▶ _Task description_: What number of lines contain the word "blood"? Reply with the number and nothing else.

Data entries
▬▬▬▬▬▬▬▬▬▬

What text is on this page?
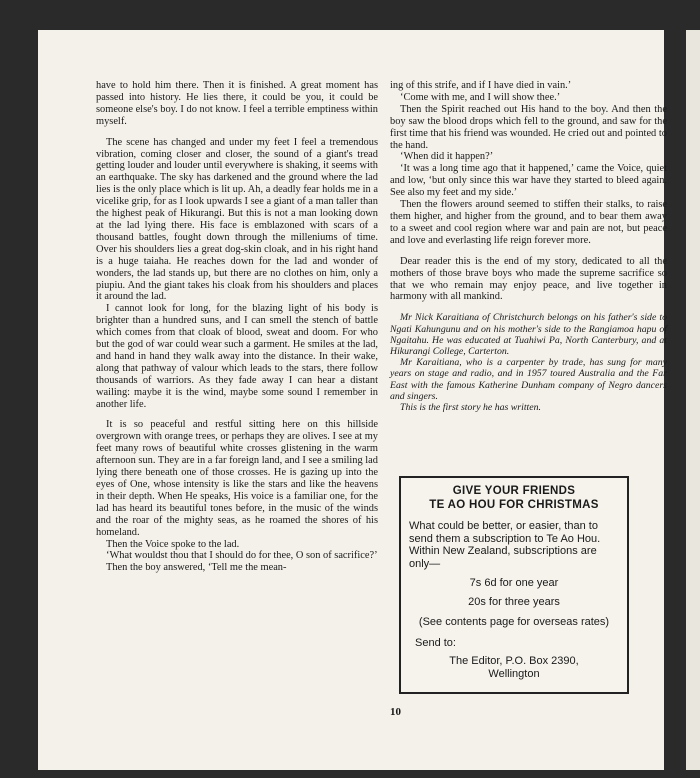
have to hold him there. Then it is finished. A great moment has passed into history. He lies there, it could be you, it could be someone else's boy. I do not know. I feel a terrible emptiness within myself.

The scene has changed and under my feet I feel a tremendous vibration, coming closer and closer, the sound of a giant's tread getting louder and louder until everywhere is shaking, it seems with an earthquake. The sky has darkened and the ground where the lad lies is the only place which is lit up. Ah, a deadly fear holds me in a vicelike grip, for as I look upwards I see a giant of a man taller than the highest peak of Hikurangi. But this is not a man looking down at the lad lying there. His face is emblazoned with scars of a thousand battles, fought down through the milleniums of time. Over his shoulders lies a great dog-skin cloak, and in his right hand is a huge taiaha. He reaches down for the lad and wonder of wonders, the lad stands up, but there are no clothes on him, only a piupiu. And the giant takes his cloak from his shoulders and places it around the lad.

I cannot look for long, for the blazing light of his body is brighter than a hundred suns, and I can smell the stench of battle which comes from that cloak of blood, sweat and doom. For who but the god of war could wear such a garment. He smiles at the lad, and hand in hand they walk away into the distance. In their wake, along that pathway of valour which leads to the stars, there follow thousands of warriors. As they fade away I can hear a distant wailing: maybe it is the wind, maybe some sound I remember in another life.

It is so peaceful and restful sitting here on this hillside overgrown with orange trees, or perhaps they are olives. I see at my feet many rows of beautiful white crosses glistening in the warm afternoon sun. They are in a far foreign land, and I see a smiling lad lying there beneath one of those crosses. He is gazing up into the eyes of One, whose intensity is like the stars and like the heavens in their depth. When He speaks, His voice is a familiar one, for the lad has heard its beautiful tones before, in the music of the winds and the roar of the mighty seas, as he roamed the shores of his homeland.

Then the Voice spoke to the lad.

‘What wouldst thou that I should do for thee, O son of sacrifice?’

Then the boy answered, ‘Tell me the mean-

ing of this strife, and if I have died in vain.’

‘Come with me, and I will show thee.’

Then the Spirit reached out His hand to the boy. And then the boy saw the blood drops which fell to the ground, and saw for the first time that his friend was wounded. He cried out and pointed to the hand.

‘When did it happen?’

‘It was a long time ago that it happened,’ came the Voice, quiet and low, ‘but only since this war have they started to bleed again. See also my feet and my side.’

Then the flowers around seemed to stiffen their stalks, to raise them higher, and higher from the ground, and to bear them away to a sweet and cool region where war and pain are not, but peace and love and everlasting life reign forever more.

Dear reader this is the end of my story, dedicated to all the mothers of those brave boys who made the supreme sacrifice so that we who remain may enjoy peace, and live together in harmony with all mankind.

Mr Nick Karaitiana of Christchurch belongs on his father's side to Ngati Kahungunu and on his mother's side to the Rangiamoa hapu of Ngaitahu. He was educated at Tuahiwi Pa, North Canterbury, and at Hikurangi College, Carterton.

Mr Karaitiana, who is a carpenter by trade, has sung for many years on stage and radio, and in 1957 toured Australia and the Far East with the famous Katherine Dunham company of Negro dancers and singers.

This is the first story he has written.

GIVE YOUR FRIENDS
TE AO HOU FOR CHRISTMAS
What could be better, or easier, than to send them a subscription to Te Ao Hou. Within New Zealand, subscriptions are only—
7s 6d for one year
20s for three years
(See contents page for overseas rates)
Send to:
The Editor, P.O. Box 2390,
Wellington
10
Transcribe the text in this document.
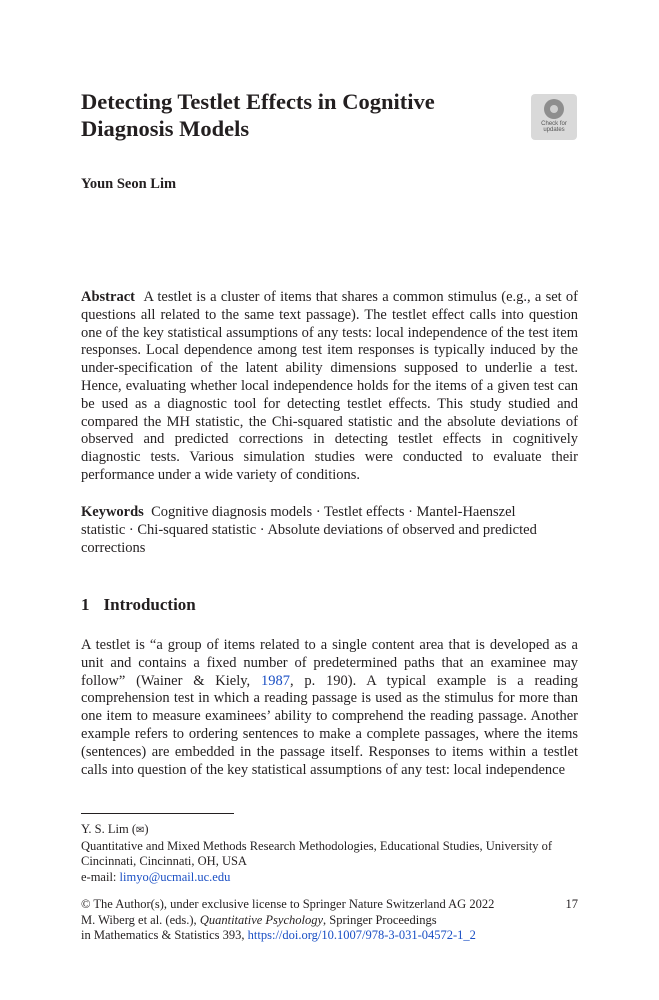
Detecting Testlet Effects in Cognitive
Diagnosis Models	Check for
updates
Youn Seon Lim
Abstract A testlet is a cluster of items that shares a common stimulus (e.g., a set of questions all related to the same text passage). The testlet effect calls into question one of the key statistical assumptions of any tests: local independence of the test item responses. Local dependence among test item responses is typically induced by the under-specification of the latent ability dimensions supposed to underlie a test. Hence, evaluating whether local independence holds for the items of a given test can be used as a diagnostic tool for detecting testlet effects. This study studied and compared the MH statistic, the Chi-squared statistic and the absolute deviations of observed and predicted corrections in detecting testlet effects in cognitively diagnostic tests. Various simulation studies were conducted to evaluate their performance under a wide variety of conditions.
Keywords Cognitive diagnosis models · Testlet effects · Mantel-Haenszel
statistic · Chi-squared statistic · Absolute deviations of observed and predicted
corrections
1 Introduction
A testlet is “a group of items related to a single content area that is developed as a unit and contains a fixed number of predetermined paths that an examinee may follow” (Wainer & Kiely, 1987, p. 190). A typical example is a reading comprehension test in which a reading passage is used as the stimulus for more than one item to measure examinees’ ability to comprehend the reading passage. Another example refers to ordering sentences to make a complete passages, where the items (sentences) are embedded in the passage itself. Responses to items within a testlet calls into question of the key statistical assumptions of any test: local independence
Y. S. Lim (✉)
Quantitative and Mixed Methods Research Methodologies, Educational Studies, University of
Cincinnati, Cincinnati, OH, USA
e-mail: limyo@ucmail.uc.edu
17
© The Author(s), under exclusive license to Springer Nature Switzerland AG 2022
M. Wiberg et al. (eds.), Quantitative Psychology, Springer Proceedings
in Mathematics & Statistics 393, https://doi.org/10.1007/978-3-031-04572-1_2
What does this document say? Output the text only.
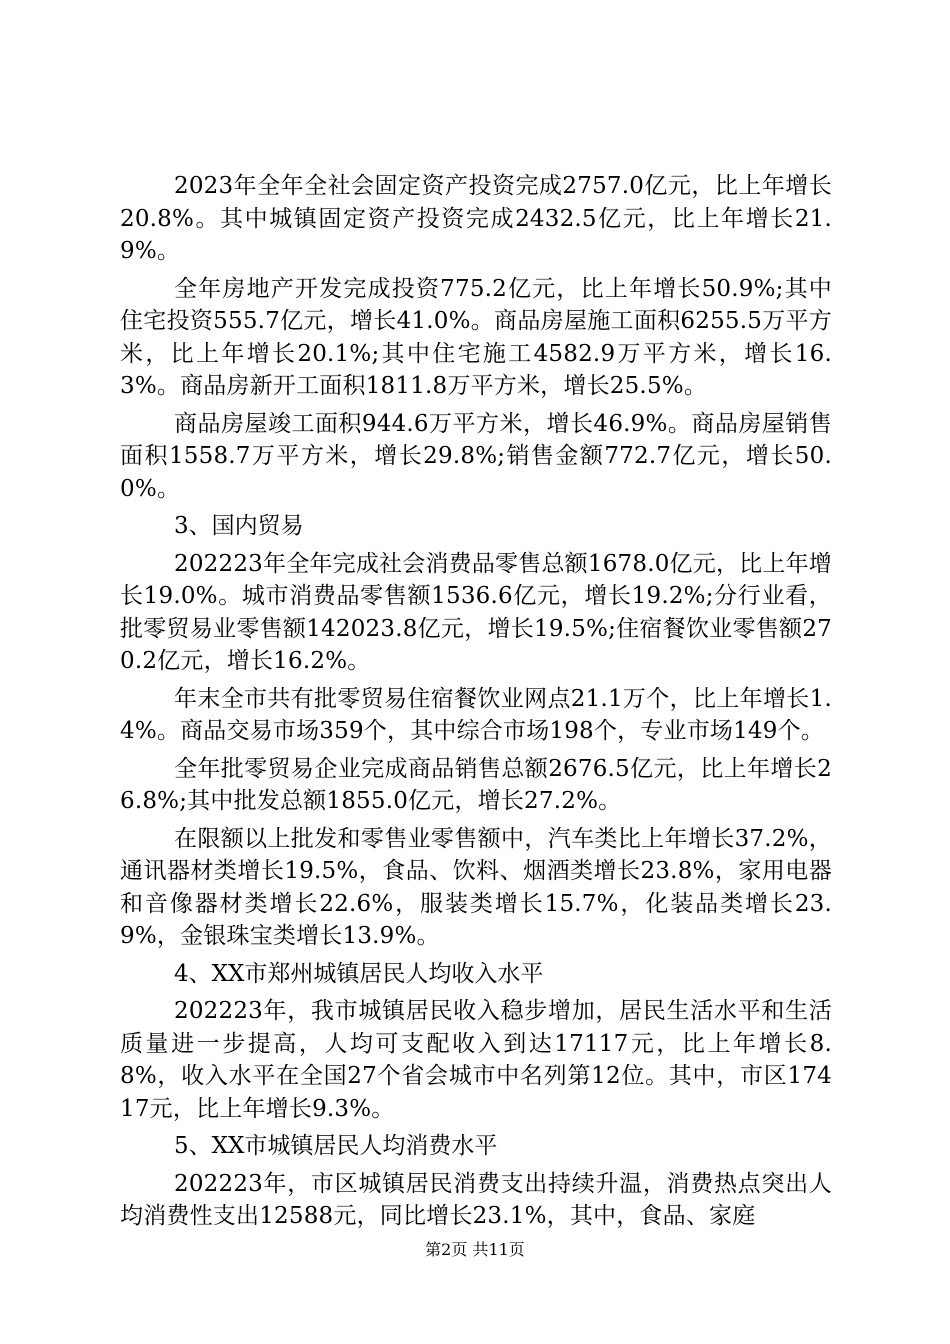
2023年全年全社会固定资产投资完成2757.0亿元，比上年增长20.8%。其中城镇固定资产投资完成2432.5亿元，比上年增长21.9%。

全年房地产开发完成投资775.2亿元，比上年增长50.9%;其中住宅投资555.7亿元，增长41.0%。商品房屋施工面积6255.5万平方米，比上年增长20.1%;其中住宅施工4582.9万平方米，增长16.3%。商品房新开工面积1811.8万平方米，增长25.5%。

商品房屋竣工面积944.6万平方米，增长46.9%。商品房屋销售面积1558.7万平方米，增长29.8%;销售金额772.7亿元，增长50.0%。

3、国内贸易

202223年全年完成社会消费品零售总额1678.0亿元，比上年增长19.0%。城市消费品零售额1536.6亿元，增长19.2%;分行业看，批零贸易业零售额142023.8亿元，增长19.5%;住宿餐饮业零售额270.2亿元，增长16.2%。

年末全市共有批零贸易住宿餐饮业网点21.1万个，比上年增长1.4%。商品交易市场359个，其中综合市场198个，专业市场149个。

全年批零贸易企业完成商品销售总额2676.5亿元，比上年增长26.8%;其中批发总额1855.0亿元，增长27.2%。

在限额以上批发和零售业零售额中，汽车类比上年增长37.2%，通讯器材类增长19.5%，食品、饮料、烟酒类增长23.8%，家用电器和音像器材类增长22.6%，服装类增长15.7%，化装品类增长23.9%，金银珠宝类增长13.9%。

4、XX市郑州城镇居民人均收入水平

202223年，我市城镇居民收入稳步增加，居民生活水平和生活质量进一步提高，人均可支配收入到达17117元，比上年增长8.8%，收入水平在全国27个省会城市中名列第12位。其中，市区17417元，比上年增长9.3%。

5、XX市城镇居民人均消费水平

202223年，市区城镇居民消费支出持续升温，消费热点突出人均消费性支出12588元，同比增长23.1%，其中，食品、家庭

第2页 共11页
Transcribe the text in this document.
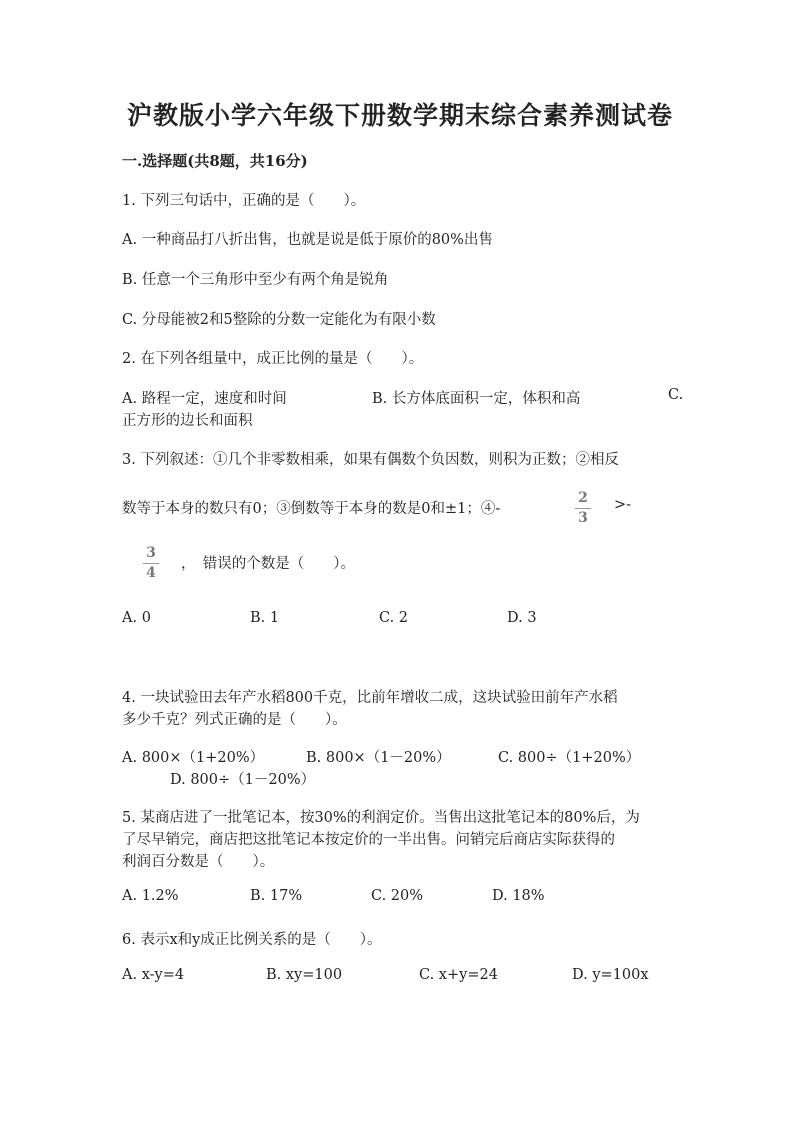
沪教版小学六年级下册数学期末综合素养测试卷
一.选择题(共8题，共16分)
1. 下列三句话中，正确的是（　　）。
A. 一种商品打八折出售，也就是说是低于原价的80%出售
B. 任意一个三角形中至少有两个角是锐角
C. 分母能被2和5整除的分数一定能化为有限小数
2. 在下列各组量中，成正比例的量是（　　）。
A. 路程一定，速度和时间	B. 长方体底面积一定，体积和高	C.
正方形的边长和面积
3. 下列叙述：①几个非零数相乘，如果有偶数个负因数，则积为正数；②相反
数等于本身的数只有0；③倒数等于本身的数是0和±1；④-
2
3
>-
3
4
，　错误的个数是（　　）。
A. 0	B. 1	C. 2	D. 3
4. 一块试验田去年产水稻800千克，比前年增收二成，这块试验田前年产水稻
多少千克？列式正确的是（　　）。
A. 800×（1+20%）	B. 800×（1－20%）	C. 800÷（1+20%）
D. 800÷（1－20%）
5. 某商店进了一批笔记本，按30%的利润定价。当售出这批笔记本的80%后，为
了尽早销完，商店把这批笔记本按定价的一半出售。问销完后商店实际获得的
利润百分数是（　　）。
A. 1.2%	B. 17%	C. 20%	D. 18%
6. 表示x和y成正比例关系的是（　　）。
A. x-y=4	B. xy=100	C. x+y=24	D. y=100x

▬▬▬▬▬▬▬▬▬▬

▶ _Completed exercise_: 2